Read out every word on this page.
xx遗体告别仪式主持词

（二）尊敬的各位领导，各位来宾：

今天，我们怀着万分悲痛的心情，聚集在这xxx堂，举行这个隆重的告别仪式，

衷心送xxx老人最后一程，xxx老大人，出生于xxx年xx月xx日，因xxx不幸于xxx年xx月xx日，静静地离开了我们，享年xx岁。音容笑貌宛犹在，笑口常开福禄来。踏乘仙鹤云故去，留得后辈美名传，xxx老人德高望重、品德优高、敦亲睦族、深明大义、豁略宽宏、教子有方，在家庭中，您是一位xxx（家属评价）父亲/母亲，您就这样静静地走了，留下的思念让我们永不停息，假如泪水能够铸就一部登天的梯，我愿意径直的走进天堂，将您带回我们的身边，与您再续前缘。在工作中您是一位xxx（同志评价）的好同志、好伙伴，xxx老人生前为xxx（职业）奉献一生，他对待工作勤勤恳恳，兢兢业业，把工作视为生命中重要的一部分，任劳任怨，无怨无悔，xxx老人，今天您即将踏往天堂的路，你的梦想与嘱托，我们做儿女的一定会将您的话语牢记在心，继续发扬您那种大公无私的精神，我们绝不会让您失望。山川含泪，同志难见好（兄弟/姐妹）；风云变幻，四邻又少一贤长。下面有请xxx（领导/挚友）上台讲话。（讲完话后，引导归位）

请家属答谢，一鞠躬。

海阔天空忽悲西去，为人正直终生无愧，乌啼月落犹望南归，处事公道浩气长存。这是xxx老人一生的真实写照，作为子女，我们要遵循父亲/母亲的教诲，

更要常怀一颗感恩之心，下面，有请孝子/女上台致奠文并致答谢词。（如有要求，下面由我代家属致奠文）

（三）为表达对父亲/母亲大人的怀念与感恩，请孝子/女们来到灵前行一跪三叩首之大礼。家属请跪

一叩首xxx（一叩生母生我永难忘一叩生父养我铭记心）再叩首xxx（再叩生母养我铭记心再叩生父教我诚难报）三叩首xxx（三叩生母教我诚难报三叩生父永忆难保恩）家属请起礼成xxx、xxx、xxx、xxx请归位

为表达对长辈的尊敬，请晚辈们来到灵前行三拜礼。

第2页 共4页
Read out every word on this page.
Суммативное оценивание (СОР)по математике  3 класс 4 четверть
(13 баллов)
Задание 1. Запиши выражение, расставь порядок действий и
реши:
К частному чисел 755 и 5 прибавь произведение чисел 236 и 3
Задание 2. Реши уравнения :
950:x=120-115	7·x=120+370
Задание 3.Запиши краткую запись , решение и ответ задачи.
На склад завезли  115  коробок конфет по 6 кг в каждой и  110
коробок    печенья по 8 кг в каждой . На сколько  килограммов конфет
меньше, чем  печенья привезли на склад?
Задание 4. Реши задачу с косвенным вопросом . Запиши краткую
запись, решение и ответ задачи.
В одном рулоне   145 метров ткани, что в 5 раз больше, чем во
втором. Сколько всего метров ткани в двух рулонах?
◆ ◆ ◆ ◆ ◆
Find each line holding the string "печенья" and copy it out.

коробок    печенья по 8 кг в каждой . На сколько  килограммов конфет
меньше, чем  печенья привезли на склад?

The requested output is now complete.